EXERCISE GOAL. Search the material for the string "Casual", then return every line where it is found.

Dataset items
-------

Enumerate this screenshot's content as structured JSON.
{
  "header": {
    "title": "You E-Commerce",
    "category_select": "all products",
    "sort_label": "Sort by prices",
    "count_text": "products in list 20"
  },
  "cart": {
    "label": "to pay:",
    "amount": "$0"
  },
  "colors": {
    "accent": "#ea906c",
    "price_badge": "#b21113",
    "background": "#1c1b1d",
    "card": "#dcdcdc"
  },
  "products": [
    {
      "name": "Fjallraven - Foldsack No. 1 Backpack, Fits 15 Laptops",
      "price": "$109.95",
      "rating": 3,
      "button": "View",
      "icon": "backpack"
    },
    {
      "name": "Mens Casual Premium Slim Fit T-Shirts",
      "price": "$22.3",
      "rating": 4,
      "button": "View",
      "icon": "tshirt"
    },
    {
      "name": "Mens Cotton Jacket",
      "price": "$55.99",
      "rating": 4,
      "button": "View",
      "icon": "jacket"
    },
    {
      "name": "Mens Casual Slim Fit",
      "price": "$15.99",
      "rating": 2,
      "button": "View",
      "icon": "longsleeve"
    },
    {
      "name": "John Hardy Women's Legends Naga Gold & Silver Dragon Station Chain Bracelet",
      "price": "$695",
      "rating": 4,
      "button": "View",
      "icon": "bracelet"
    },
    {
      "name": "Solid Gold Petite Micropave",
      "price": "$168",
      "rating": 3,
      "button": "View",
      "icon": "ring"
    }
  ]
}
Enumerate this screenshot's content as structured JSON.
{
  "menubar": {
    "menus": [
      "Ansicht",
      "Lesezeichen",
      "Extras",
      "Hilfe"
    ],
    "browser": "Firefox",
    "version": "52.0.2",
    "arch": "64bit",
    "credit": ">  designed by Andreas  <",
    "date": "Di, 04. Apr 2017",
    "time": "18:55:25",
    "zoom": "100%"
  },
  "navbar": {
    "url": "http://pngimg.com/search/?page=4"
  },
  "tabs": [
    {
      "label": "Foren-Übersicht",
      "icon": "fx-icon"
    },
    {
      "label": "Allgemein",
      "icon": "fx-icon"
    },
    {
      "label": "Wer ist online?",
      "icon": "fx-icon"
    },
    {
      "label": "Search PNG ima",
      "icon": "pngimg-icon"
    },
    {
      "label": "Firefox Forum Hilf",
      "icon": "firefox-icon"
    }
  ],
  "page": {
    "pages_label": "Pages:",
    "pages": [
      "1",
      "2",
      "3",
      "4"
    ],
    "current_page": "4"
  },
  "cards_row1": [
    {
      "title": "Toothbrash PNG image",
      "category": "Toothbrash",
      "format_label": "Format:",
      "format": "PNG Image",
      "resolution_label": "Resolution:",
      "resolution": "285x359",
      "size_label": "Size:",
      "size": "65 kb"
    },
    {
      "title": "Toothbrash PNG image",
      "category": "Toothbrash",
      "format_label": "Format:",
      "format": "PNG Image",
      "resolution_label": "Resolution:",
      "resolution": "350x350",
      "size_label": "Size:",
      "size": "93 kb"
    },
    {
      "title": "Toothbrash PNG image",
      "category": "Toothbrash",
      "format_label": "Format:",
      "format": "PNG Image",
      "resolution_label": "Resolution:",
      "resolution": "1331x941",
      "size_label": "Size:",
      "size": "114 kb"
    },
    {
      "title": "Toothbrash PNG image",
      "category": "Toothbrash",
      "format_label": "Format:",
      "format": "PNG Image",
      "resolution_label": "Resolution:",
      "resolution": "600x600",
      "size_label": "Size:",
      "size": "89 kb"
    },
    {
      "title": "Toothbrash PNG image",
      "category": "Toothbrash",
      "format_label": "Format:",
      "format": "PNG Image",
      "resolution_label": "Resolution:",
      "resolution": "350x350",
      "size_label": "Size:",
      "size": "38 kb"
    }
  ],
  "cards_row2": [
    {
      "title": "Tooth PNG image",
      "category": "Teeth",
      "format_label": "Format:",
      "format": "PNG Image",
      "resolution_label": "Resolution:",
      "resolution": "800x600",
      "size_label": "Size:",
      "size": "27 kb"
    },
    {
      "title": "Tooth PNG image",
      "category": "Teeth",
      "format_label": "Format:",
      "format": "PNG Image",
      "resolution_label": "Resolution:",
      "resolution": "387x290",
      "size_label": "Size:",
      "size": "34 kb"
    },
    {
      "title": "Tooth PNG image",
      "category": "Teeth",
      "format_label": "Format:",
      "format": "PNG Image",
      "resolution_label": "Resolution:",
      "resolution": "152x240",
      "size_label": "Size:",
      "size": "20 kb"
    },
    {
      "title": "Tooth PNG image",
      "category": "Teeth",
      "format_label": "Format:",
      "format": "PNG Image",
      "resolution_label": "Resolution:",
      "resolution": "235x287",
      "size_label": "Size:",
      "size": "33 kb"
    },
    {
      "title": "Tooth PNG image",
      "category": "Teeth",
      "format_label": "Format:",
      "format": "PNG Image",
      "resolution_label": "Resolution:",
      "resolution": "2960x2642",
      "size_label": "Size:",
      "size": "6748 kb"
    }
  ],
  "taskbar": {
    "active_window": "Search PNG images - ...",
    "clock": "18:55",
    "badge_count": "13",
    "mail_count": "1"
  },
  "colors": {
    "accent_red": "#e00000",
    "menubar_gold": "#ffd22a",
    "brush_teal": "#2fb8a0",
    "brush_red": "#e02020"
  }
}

-------

SOLVED PROBLEM.
      "name": "Mens Casual Premium Slim Fit T-Shirts",
      "name": "Mens Casual Slim Fit",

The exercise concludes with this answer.